Personal information
- Date of birth: 26 January 1994 (age 31)
- Place of birth: Lausanne, Switzerland
- Height: 1.73 m (5 ft 8 in)
- Position(s): Winger

Team information
- Current team: Puerto Cabello

Youth career
- 2002–2007: Bex
- 2007–2009: Vevey-Sports
- 2009: Bex
- 2009–2011: Lausanne-Sport

Senior career*
- Years: Team / Apps / (Gls)
- 2011–2013: Lausanne-Sport / 76 / (6)
- 2014–2015: Eintracht Braunschweig II / 6 / (1)
- 2014–2018: Eintracht Braunschweig / 86 / (11)
- 2018–2022: Zürich / 41 / (5)
- 2020–2022: Zürich II / 9 / (6)
- 2019–2020: → Holstein Kiel (loan) / 9 / (0)
- 2022–2024: Perth Glory / 24 / (3)
- 2024: → Melbourne Victory (loan) / 16 / (0)
- 2025-: Puerto Cabello / 8 / (1)

International career^{‡}
- 2010–2011: Switzerland U17 / 14 / (2)
- 2011–2013: Switzerland U19 / 18 / (2)
- 2013–2016: Switzerland U21 / 11 / (1)
- 2019: Tunisia / 2 / (0)

= Salim Khelifi =

Footballer (born 1994)

Salim Khelifi (born 26 January 1994) is a professional footballer who plays as a winger for Puerto Cabello. Born in Switzerland, he was a youth international for Switzerland before representing the Tunisia national team.

==Club career==
===Lausanne-Sport===
Khelifi made his professional debut on 6 August 2012 for Lausanne-Sport against Servette in a Swiss Super League match. He scored his first league goal for the club on 17 November 2012 in a 3–0 home win against Thun.

===Eintracht Braunschweig===
In January 2014 Khelifi joined Eintracht Braunschweig, who played in the Bundesliga at the time. He made his debut in the Bundesliga on 3 May 2014, replacing Karim Bellarabi in the 88th minute of Braunschweig's home game against FC Augsburg.

Task directions
Copy everything from "- 2024: → Melbourne" down to "U19 / 18 / (2)" in the Salim Khelifi profile, swapping "Melbourne Victory" for "Sydney FC". The records that come next have nothing to do with this text.

Input data

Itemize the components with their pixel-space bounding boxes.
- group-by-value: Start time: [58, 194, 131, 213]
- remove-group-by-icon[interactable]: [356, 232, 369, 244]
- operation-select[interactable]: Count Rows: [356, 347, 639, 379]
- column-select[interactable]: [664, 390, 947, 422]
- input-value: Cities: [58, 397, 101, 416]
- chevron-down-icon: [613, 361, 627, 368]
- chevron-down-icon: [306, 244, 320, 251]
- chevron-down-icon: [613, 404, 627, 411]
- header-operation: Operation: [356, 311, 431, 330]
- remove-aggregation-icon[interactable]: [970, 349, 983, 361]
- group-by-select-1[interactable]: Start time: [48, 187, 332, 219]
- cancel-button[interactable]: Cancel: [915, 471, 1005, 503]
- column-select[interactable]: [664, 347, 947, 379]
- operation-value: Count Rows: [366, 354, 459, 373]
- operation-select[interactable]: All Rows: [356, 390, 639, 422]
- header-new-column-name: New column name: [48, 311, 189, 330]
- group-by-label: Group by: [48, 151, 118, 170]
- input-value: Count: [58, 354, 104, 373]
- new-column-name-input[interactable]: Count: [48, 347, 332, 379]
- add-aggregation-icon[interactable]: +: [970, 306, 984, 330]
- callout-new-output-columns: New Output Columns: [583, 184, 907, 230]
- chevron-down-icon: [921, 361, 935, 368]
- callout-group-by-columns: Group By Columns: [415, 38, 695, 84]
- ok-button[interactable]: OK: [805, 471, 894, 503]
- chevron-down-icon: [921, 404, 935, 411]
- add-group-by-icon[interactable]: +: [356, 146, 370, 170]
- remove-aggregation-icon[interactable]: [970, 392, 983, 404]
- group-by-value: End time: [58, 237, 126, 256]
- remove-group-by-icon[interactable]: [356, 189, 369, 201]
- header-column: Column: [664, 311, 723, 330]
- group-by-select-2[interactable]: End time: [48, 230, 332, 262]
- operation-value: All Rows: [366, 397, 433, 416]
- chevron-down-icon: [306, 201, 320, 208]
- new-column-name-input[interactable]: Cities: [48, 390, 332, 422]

Task answer
- 2024: → Sydney FC (loan) / 16 / (0)
- 2025-: Puerto Cabello / 8 / (1)

International career^{‡}
- 2010–2011: Switzerland U17 / 14 / (2)
- 2011–2013: Switzerland U19 / 18 / (2)